TASK GOAL | Copy out all lines with the word "years" in them.

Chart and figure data
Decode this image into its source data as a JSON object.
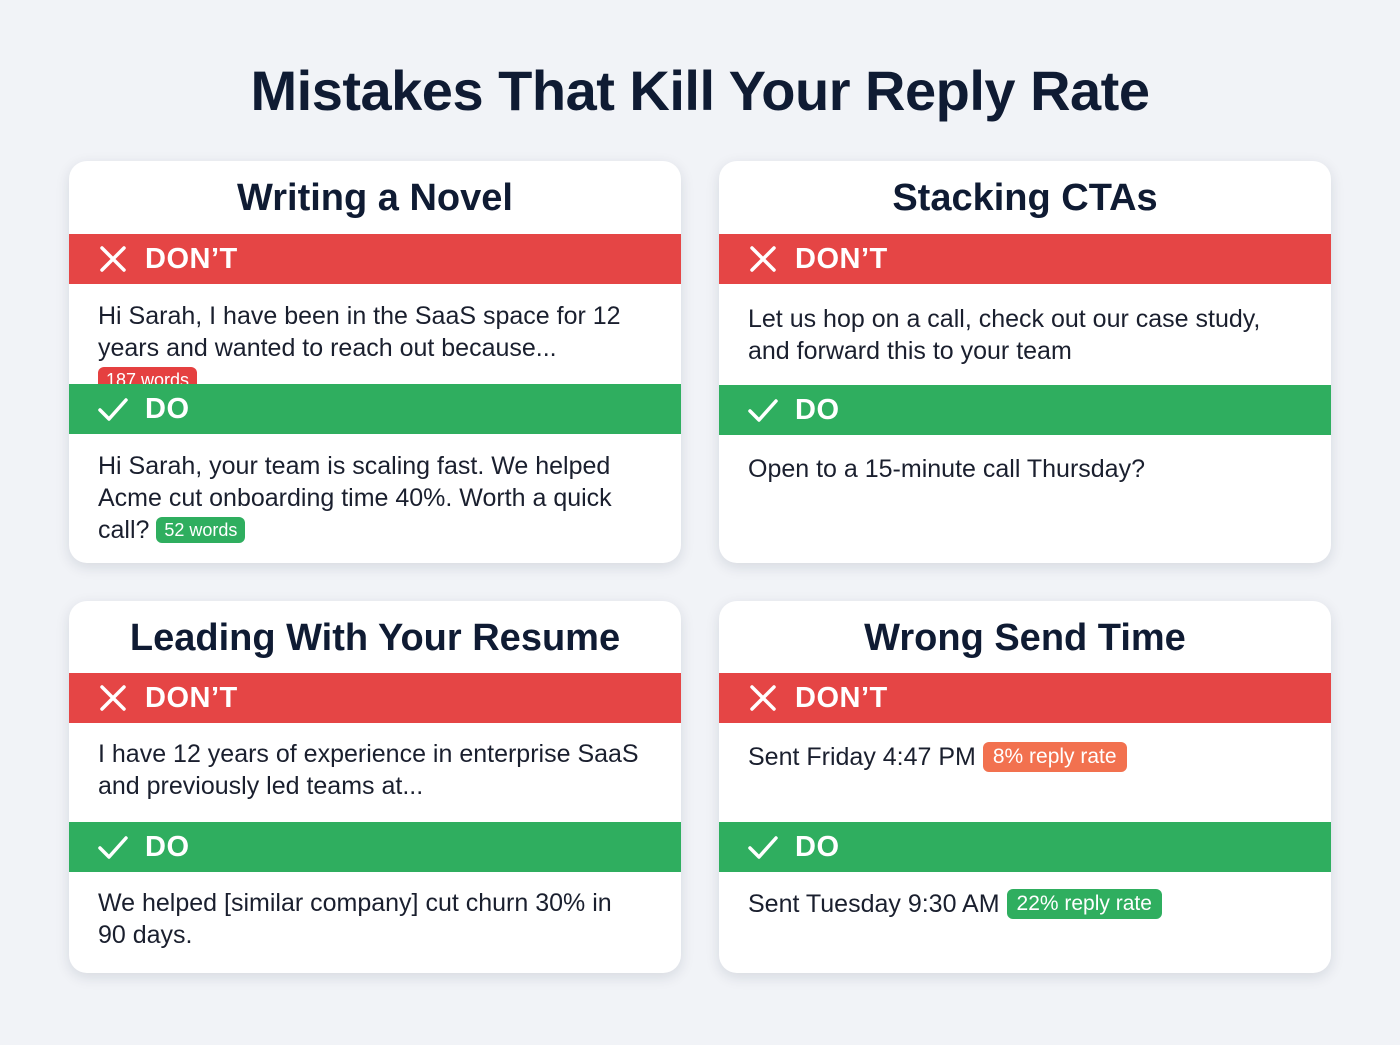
{
  "title": "Mistakes That Kill Your Reply Rate",
  "labels": {
    "dont": "DON’T",
    "do": "DO"
  },
  "colors": {
    "dont": "#e54545",
    "do": "#2fae5f",
    "badge_bad": "#f2714f"
  },
  "cards": [
    {
      "title": "Writing a Novel",
      "dont_text": "Hi Sarah, I have been in the SaaS space for 12 years and wanted to reach out because...",
      "dont_badge": "187 words",
      "do_text": "Hi Sarah, your team is scaling fast. We helped Acme cut onboarding time 40%. Worth a quick call?",
      "do_badge": "52 words"
    },
    {
      "title": "Stacking CTAs",
      "dont_text": "Let us hop on a call, check out our case study, and forward this to your team",
      "do_text": "Open to a 15-minute call Thursday?"
    },
    {
      "title": "Leading With Your Resume",
      "dont_text": "I have 12 years of experience in enterprise SaaS and previously led teams at...",
      "do_text": "We helped [similar company] cut churn 30% in 90 days."
    },
    {
      "title": "Wrong Send Time",
      "dont_text": "Sent Friday 4:47 PM",
      "dont_badge": "8% reply rate",
      "do_text": "Sent Tuesday 9:30 AM",
      "do_badge": "22% reply rate"
    }
  ]
}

SOLUTION |
      "dont_text": "Hi Sarah, I have been in the SaaS space for 12 years and wanted to reach out because...",
      "dont_text": "I have 12 years of experience in enterprise SaaS and previously led teams at...",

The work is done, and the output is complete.